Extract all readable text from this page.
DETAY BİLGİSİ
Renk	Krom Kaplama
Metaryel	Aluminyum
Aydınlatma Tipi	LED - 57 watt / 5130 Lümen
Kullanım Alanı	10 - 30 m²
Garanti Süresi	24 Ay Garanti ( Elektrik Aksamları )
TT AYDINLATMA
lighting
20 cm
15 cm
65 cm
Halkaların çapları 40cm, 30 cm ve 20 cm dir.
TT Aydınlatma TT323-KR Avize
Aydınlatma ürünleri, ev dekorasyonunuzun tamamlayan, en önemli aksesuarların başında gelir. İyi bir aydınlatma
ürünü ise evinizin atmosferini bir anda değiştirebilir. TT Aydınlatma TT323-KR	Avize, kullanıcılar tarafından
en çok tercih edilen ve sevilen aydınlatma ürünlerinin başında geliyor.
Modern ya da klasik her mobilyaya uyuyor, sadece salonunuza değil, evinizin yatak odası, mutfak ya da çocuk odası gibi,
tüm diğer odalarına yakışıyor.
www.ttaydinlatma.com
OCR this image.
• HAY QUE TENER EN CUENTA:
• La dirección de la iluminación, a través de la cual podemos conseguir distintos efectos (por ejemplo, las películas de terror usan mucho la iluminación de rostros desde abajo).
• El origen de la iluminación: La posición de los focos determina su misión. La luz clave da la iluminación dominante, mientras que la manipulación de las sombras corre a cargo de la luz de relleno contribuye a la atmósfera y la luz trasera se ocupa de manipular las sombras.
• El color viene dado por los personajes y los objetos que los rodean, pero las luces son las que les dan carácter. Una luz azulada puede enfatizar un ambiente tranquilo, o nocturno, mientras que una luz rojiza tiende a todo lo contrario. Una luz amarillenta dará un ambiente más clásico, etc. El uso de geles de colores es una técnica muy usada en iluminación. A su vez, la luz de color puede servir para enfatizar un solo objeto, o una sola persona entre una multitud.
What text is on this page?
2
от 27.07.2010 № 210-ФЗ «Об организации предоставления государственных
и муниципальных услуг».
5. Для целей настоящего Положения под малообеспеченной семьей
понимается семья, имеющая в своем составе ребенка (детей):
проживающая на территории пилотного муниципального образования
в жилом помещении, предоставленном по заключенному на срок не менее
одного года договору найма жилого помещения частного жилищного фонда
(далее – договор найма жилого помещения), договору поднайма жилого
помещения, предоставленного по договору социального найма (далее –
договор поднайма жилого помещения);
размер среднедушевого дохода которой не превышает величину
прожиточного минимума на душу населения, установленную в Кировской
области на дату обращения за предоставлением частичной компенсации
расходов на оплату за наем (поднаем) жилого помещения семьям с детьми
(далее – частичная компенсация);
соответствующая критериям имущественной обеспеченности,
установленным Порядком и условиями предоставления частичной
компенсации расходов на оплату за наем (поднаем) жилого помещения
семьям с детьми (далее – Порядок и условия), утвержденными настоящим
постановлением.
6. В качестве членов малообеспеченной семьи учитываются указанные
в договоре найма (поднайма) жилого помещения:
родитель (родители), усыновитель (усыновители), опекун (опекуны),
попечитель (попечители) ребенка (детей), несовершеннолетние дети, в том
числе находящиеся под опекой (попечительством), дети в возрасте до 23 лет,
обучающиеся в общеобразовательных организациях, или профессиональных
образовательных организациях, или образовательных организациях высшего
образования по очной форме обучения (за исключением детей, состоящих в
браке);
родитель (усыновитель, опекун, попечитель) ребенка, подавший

• **GOAL**
Pull out the lines above in which the word "родитель" appears.

• **WRITTEN SOLUTION**
родитель (родители), усыновитель (усыновители), опекун (опекуны),
родитель (усыновитель, опекун, попечитель) ребенка, подавший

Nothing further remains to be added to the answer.